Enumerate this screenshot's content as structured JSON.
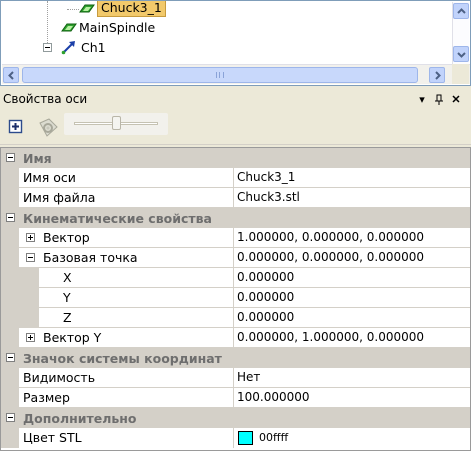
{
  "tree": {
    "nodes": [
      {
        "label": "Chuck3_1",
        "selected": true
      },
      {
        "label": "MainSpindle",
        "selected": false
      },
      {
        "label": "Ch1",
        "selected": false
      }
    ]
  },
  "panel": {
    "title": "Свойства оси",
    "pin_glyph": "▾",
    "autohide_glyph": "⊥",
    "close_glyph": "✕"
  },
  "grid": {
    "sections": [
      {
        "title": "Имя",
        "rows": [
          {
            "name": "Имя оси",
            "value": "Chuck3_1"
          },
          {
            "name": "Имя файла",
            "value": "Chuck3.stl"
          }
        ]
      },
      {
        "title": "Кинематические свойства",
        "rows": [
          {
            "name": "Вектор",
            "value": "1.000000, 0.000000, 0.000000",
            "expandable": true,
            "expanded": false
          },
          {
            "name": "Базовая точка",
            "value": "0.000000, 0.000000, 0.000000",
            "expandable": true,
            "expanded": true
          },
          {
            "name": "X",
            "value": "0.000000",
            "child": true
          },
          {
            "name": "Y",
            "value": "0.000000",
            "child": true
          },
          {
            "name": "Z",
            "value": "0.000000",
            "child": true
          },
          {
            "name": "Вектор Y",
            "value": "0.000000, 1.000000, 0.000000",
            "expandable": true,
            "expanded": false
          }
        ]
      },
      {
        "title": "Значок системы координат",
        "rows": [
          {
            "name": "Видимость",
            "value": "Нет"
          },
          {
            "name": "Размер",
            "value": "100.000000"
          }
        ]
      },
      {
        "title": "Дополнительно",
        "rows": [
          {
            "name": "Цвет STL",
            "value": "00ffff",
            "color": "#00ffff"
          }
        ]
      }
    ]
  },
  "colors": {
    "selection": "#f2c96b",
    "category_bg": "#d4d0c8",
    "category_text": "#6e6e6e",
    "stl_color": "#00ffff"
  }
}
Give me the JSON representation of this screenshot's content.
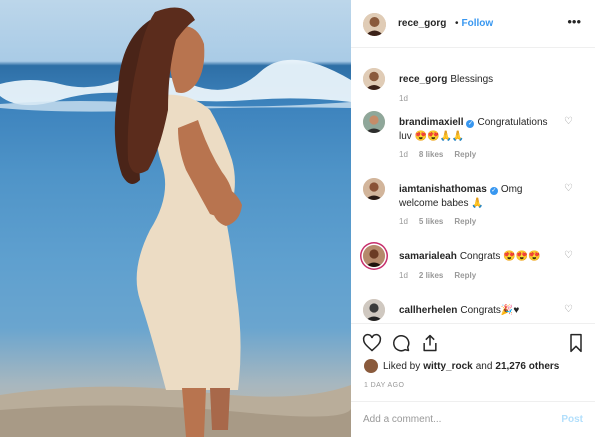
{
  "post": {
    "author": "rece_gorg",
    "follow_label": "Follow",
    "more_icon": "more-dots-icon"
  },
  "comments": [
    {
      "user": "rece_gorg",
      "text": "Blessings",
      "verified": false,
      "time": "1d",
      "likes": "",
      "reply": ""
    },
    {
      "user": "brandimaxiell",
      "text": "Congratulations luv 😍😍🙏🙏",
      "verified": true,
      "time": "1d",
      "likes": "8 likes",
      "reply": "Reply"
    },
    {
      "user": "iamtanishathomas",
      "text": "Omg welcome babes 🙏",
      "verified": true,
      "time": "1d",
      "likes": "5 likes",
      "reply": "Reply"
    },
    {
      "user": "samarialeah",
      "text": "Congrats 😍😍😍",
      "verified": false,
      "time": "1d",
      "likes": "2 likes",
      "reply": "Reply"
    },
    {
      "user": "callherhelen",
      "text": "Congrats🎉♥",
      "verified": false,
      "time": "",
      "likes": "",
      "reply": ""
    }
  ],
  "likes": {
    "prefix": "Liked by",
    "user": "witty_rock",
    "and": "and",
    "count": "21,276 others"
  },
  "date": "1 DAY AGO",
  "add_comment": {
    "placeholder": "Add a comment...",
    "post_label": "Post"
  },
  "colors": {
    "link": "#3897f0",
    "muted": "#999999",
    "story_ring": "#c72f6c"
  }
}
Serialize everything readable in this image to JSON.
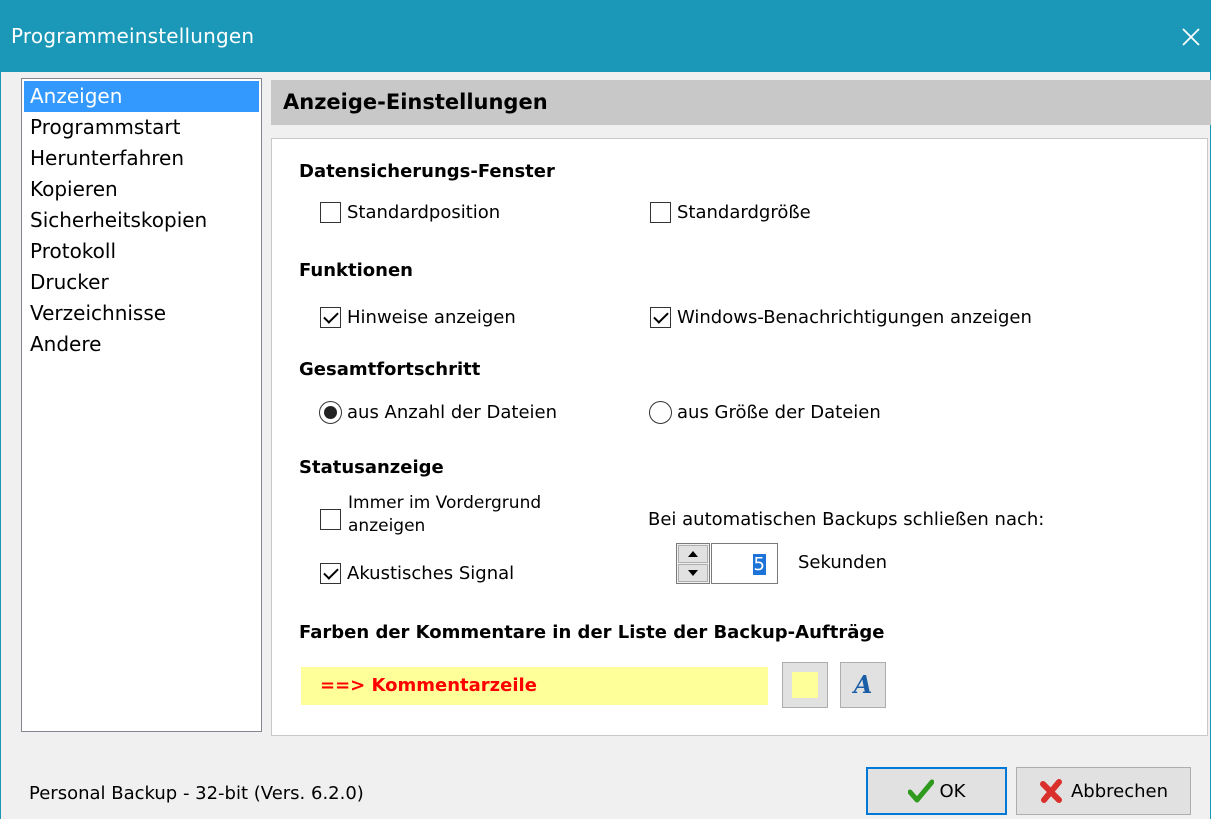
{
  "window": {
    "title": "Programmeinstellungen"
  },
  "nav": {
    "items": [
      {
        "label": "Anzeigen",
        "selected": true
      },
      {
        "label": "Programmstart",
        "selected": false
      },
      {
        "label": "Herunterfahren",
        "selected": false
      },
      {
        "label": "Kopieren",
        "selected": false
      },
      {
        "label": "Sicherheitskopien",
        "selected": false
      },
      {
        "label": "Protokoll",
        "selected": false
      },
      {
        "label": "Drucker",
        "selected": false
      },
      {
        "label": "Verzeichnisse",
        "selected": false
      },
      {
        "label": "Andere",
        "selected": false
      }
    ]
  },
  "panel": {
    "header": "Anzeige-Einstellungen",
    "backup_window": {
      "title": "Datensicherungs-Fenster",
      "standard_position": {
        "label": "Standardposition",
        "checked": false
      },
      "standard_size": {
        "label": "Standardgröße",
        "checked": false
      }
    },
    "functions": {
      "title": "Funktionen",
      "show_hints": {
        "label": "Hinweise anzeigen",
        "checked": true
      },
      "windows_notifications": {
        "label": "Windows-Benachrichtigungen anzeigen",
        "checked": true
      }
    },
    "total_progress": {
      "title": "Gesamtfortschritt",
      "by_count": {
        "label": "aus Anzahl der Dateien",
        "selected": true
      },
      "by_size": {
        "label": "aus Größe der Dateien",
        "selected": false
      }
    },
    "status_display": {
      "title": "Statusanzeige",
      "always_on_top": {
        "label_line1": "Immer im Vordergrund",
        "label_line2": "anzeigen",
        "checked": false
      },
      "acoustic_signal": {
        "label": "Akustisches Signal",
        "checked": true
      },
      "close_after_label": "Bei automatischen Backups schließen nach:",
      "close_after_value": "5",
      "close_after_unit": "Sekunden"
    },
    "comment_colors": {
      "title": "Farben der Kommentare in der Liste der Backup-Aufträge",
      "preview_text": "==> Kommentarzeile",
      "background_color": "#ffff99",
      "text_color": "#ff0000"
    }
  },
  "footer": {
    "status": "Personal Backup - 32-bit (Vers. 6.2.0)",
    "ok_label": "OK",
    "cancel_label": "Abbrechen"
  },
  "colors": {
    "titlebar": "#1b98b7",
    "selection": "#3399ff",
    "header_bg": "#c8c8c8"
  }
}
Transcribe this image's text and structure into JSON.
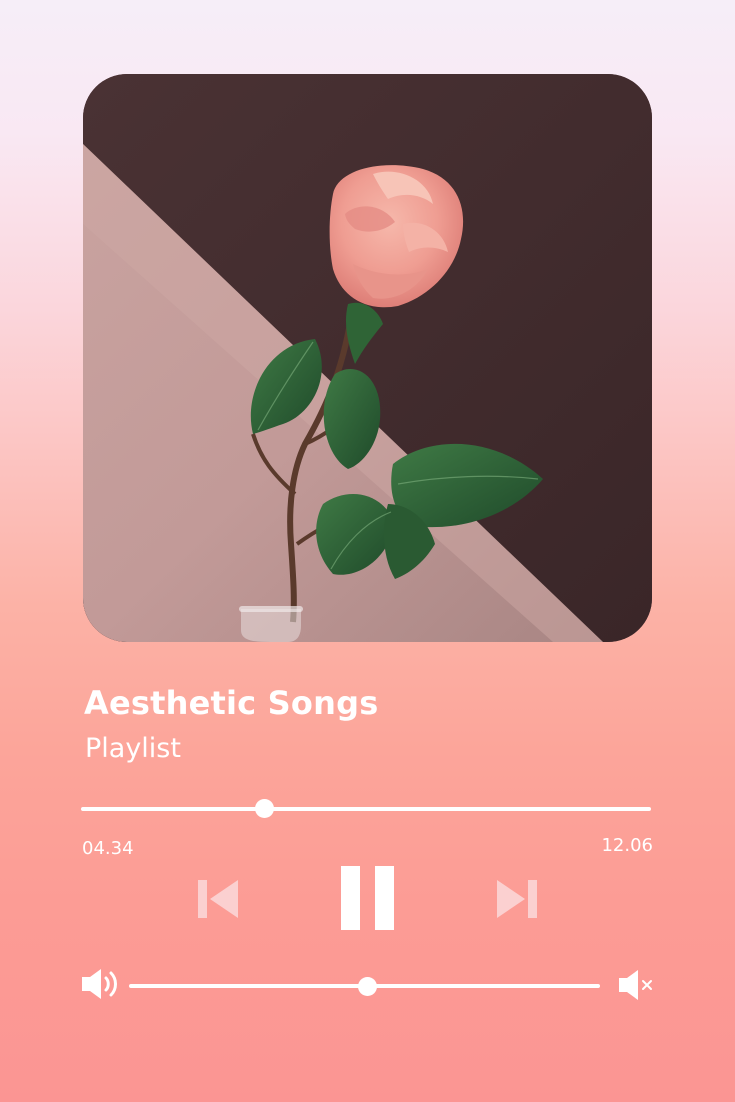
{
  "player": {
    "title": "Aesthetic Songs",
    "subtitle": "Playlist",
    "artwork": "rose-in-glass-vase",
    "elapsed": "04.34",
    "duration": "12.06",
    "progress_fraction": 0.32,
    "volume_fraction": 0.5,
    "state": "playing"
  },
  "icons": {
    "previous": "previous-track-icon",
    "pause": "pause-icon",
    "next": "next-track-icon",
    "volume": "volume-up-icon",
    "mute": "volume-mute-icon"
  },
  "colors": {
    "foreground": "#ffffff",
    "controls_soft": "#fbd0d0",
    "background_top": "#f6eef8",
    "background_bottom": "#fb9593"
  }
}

Directions for this task: Write out again every line above exactly as given; the pictures do not belong in the copy.

Result for this task:
Enumerate this screenshot's content as structured JSON.
{
  "tree": {
    "nodes": [
      {
        "label": "Chuck3_1",
        "selected": true
      },
      {
        "label": "MainSpindle",
        "selected": false
      },
      {
        "label": "Ch1",
        "selected": false
      }
    ]
  },
  "panel": {
    "title": "Свойства оси",
    "pin_glyph": "▾",
    "autohide_glyph": "⊥",
    "close_glyph": "✕"
  },
  "grid": {
    "sections": [
      {
        "title": "Имя",
        "rows": [
          {
            "name": "Имя оси",
            "value": "Chuck3_1"
          },
          {
            "name": "Имя файла",
            "value": "Chuck3.stl"
          }
        ]
      },
      {
        "title": "Кинематические свойства",
        "rows": [
          {
            "name": "Вектор",
            "value": "1.000000, 0.000000, 0.000000",
            "expandable": true,
            "expanded": false
          },
          {
            "name": "Базовая точка",
            "value": "0.000000, 0.000000, 0.000000",
            "expandable": true,
            "expanded": true
          },
          {
            "name": "X",
            "value": "0.000000",
            "child": true
          },
          {
            "name": "Y",
            "value": "0.000000",
            "child": true
          },
          {
            "name": "Z",
            "value": "0.000000",
            "child": true
          },
          {
            "name": "Вектор Y",
            "value": "0.000000, 1.000000, 0.000000",
            "expandable": true,
            "expanded": false
          }
        ]
      },
      {
        "title": "Значок системы координат",
        "rows": [
          {
            "name": "Видимость",
            "value": "Нет"
          },
          {
            "name": "Размер",
            "value": "100.000000"
          }
        ]
      },
      {
        "title": "Дополнительно",
        "rows": [
          {
            "name": "Цвет STL",
            "value": "00ffff",
            "color": "#00ffff"
          }
        ]
      }
    ]
  },
  "colors": {
    "selection": "#f2c96b",
    "category_bg": "#d4d0c8",
    "category_text": "#6e6e6e",
    "stl_color": "#00ffff"
  }
}
Give me the JSON representation of this screenshot's content.
{
  "post": {
    "author": "rece_gorg",
    "follow_label": "Follow",
    "more_icon": "more-dots-icon"
  },
  "comments": [
    {
      "user": "rece_gorg",
      "text": "Blessings",
      "verified": false,
      "time": "1d",
      "likes": "",
      "reply": ""
    },
    {
      "user": "brandimaxiell",
      "text": "Congratulations luv 😍😍🙏🙏",
      "verified": true,
      "time": "1d",
      "likes": "8 likes",
      "reply": "Reply"
    },
    {
      "user": "iamtanishathomas",
      "text": "Omg welcome babes 🙏",
      "verified": true,
      "time": "1d",
      "likes": "5 likes",
      "reply": "Reply"
    },
    {
      "user": "samarialeah",
      "text": "Congrats 😍😍😍",
      "verified": false,
      "time": "1d",
      "likes": "2 likes",
      "reply": "Reply"
    },
    {
      "user": "callherhelen",
      "text": "Congrats🎉♥",
      "verified": false,
      "time": "",
      "likes": "",
      "reply": ""
    }
  ],
  "likes": {
    "prefix": "Liked by",
    "user": "witty_rock",
    "and": "and",
    "count": "21,276 others"
  },
  "date": "1 DAY AGO",
  "add_comment": {
    "placeholder": "Add a comment...",
    "post_label": "Post"
  },
  "colors": {
    "link": "#3897f0",
    "muted": "#999999",
    "story_ring": "#c72f6c"
  }
}
Serialize everything readable in this image to JSON.
{
  "window": {
    "title": "Programmeinstellungen"
  },
  "nav": {
    "items": [
      {
        "label": "Anzeigen",
        "selected": true
      },
      {
        "label": "Programmstart",
        "selected": false
      },
      {
        "label": "Herunterfahren",
        "selected": false
      },
      {
        "label": "Kopieren",
        "selected": false
      },
      {
        "label": "Sicherheitskopien",
        "selected": false
      },
      {
        "label": "Protokoll",
        "selected": false
      },
      {
        "label": "Drucker",
        "selected": false
      },
      {
        "label": "Verzeichnisse",
        "selected": false
      },
      {
        "label": "Andere",
        "selected": false
      }
    ]
  },
  "panel": {
    "header": "Anzeige-Einstellungen",
    "backup_window": {
      "title": "Datensicherungs-Fenster",
      "standard_position": {
        "label": "Standardposition",
        "checked": false
      },
      "standard_size": {
        "label": "Standardgröße",
        "checked": false
      }
    },
    "functions": {
      "title": "Funktionen",
      "show_hints": {
        "label": "Hinweise anzeigen",
        "checked": true
      },
      "windows_notifications": {
        "label": "Windows-Benachrichtigungen anzeigen",
        "checked": true
      }
    },
    "total_progress": {
      "title": "Gesamtfortschritt",
      "by_count": {
        "label": "aus Anzahl der Dateien",
        "selected": true
      },
      "by_size": {
        "label": "aus Größe der Dateien",
        "selected": false
      }
    },
    "status_display": {
      "title": "Statusanzeige",
      "always_on_top": {
        "label_line1": "Immer im Vordergrund",
        "label_line2": "anzeigen",
        "checked": false
      },
      "acoustic_signal": {
        "label": "Akustisches Signal",
        "checked": true
      },
      "close_after_label": "Bei automatischen Backups schließen nach:",
      "close_after_value": "5",
      "close_after_unit": "Sekunden"
    },
    "comment_colors": {
      "title": "Farben der Kommentare in der Liste der Backup-Aufträge",
      "preview_text": "==> Kommentarzeile",
      "background_color": "#ffff99",
      "text_color": "#ff0000"
    }
  },
  "footer": {
    "status": "Personal Backup - 32-bit (Vers. 6.2.0)",
    "ok_label": "OK",
    "cancel_label": "Abbrechen"
  },
  "colors": {
    "titlebar": "#1b98b7",
    "selection": "#3399ff",
    "header_bg": "#c8c8c8"
  }
}
Transcribe this image's text and structure into JSON.
{
  "player": {
    "title": "Aesthetic Songs",
    "subtitle": "Playlist",
    "artwork": "rose-in-glass-vase",
    "elapsed": "04.34",
    "duration": "12.06",
    "progress_fraction": 0.32,
    "volume_fraction": 0.5,
    "state": "playing"
  },
  "icons": {
    "previous": "previous-track-icon",
    "pause": "pause-icon",
    "next": "next-track-icon",
    "volume": "volume-up-icon",
    "mute": "volume-mute-icon"
  },
  "colors": {
    "foreground": "#ffffff",
    "controls_soft": "#fbd0d0",
    "background_top": "#f6eef8",
    "background_bottom": "#fb9593"
  }
}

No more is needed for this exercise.